### Exercise instructions
Below are some records; retype all of them exactly.

--*--

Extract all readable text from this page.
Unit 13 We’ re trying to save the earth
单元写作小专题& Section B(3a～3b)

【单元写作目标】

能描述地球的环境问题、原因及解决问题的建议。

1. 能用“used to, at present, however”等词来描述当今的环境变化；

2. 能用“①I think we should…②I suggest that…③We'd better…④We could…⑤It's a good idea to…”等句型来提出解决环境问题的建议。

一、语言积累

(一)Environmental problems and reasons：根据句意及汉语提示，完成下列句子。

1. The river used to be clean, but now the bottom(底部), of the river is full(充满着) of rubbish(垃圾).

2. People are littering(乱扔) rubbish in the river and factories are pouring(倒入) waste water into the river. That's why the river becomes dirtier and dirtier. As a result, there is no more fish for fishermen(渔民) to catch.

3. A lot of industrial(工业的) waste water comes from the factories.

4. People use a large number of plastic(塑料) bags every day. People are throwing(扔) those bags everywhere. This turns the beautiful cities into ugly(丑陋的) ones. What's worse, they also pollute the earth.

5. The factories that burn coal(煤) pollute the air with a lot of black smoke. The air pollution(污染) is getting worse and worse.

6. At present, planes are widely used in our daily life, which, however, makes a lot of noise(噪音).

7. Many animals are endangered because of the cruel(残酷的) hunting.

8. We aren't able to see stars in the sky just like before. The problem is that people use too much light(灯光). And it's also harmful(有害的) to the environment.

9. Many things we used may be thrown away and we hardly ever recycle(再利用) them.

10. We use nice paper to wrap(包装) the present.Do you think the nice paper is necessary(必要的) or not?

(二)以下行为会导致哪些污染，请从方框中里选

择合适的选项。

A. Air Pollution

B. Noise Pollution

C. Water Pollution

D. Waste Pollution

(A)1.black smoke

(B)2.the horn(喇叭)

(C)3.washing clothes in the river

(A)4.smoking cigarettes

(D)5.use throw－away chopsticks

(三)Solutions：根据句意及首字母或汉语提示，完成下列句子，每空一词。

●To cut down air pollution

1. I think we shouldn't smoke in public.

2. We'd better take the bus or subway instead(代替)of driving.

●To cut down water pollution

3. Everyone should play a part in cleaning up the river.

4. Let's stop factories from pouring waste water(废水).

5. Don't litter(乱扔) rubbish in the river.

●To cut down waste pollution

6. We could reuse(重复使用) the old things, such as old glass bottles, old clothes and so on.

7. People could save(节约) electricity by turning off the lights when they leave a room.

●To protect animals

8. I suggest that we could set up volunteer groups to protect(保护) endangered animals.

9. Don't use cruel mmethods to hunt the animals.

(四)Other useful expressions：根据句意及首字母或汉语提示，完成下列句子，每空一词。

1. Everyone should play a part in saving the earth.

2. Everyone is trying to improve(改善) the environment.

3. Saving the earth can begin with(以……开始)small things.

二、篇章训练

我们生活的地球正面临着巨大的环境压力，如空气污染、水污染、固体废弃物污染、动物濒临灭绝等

--*--

### Task output
Extract all readable text from this page.
Unit 13 We’ re trying to save the earth
单元写作小专题& Section B(3a～3b)

【单元写作目标】

能描述地球的环境问题、原因及解决问题的建议。

1. 能用“used to, at present, however”等词来描述当今的环境变化；

2. 能用“①I think we should…②I suggest that…③We'd better…④We could…⑤It's a good idea to…”等句型来提出解决环境问题的建议。

一、语言积累

(一)Environmental problems and reasons：根据句意及汉语提示，完成下列句子。

1. The river used to be clean, but now the bottom(底部), of the river is full(充满着) of rubbish(垃圾).

2. People are littering(乱扔) rubbish in the river and factories are pouring(倒入) waste water into the river. That's why the river becomes dirtier and dirtier. As a result, there is no more fish for fishermen(渔民) to catch.

3. A lot of industrial(工业的) waste water comes from the factories.

4. People use a large number of plastic(塑料) bags every day. People are throwing(扔) those bags everywhere. This turns the beautiful cities into ugly(丑陋的) ones. What's worse, they also pollute the earth.

5. The factories that burn coal(煤) pollute the air with a lot of black smoke. The air pollution(污染) is getting worse and worse.

6. At present, planes are widely used in our daily life, which, however, makes a lot of noise(噪音).

7. Many animals are endangered because of the cruel(残酷的) hunting.

8. We aren't able to see stars in the sky just like before. The problem is that people use too much light(灯光). And it's also harmful(有害的) to the environment.

9. Many things we used may be thrown away and we hardly ever recycle(再利用) them.

10. We use nice paper to wrap(包装) the present.Do you think the nice paper is necessary(必要的) or not?

(二)以下行为会导致哪些污染，请从方框中里选

择合适的选项。

A. Air Pollution

B. Noise Pollution

C. Water Pollution

D. Waste Pollution

(A)1.black smoke

(B)2.the horn(喇叭)

(C)3.washing clothes in the river

(A)4.smoking cigarettes

(D)5.use throw－away chopsticks

(三)Solutions：根据句意及首字母或汉语提示，完成下列句子，每空一词。

●To cut down air pollution

1. I think we shouldn't smoke in public.

2. We'd better take the bus or subway instead(代替)of driving.

●To cut down water pollution

3. Everyone should play a part in cleaning up the river.

4. Let's stop factories from pouring waste water(废水).

5. Don't litter(乱扔) rubbish in the river.

●To cut down waste pollution

6. We could reuse(重复使用) the old things, such as old glass bottles, old clothes and so on.

7. People could save(节约) electricity by turning off the lights when they leave a room.

●To protect animals

8. I suggest that we could set up volunteer groups to protect(保护) endangered animals.

9. Don't use cruel mmethods to hunt the animals.

(四)Other useful expressions：根据句意及首字母或汉语提示，完成下列句子，每空一词。

1. Everyone should play a part in saving the earth.

2. Everyone is trying to improve(改善) the environment.

3. Saving the earth can begin with(以……开始)small things.

二、篇章训练

我们生活的地球正面临着巨大的环境压力，如空气污染、水污染、固体废弃物污染、动物濒临灭绝等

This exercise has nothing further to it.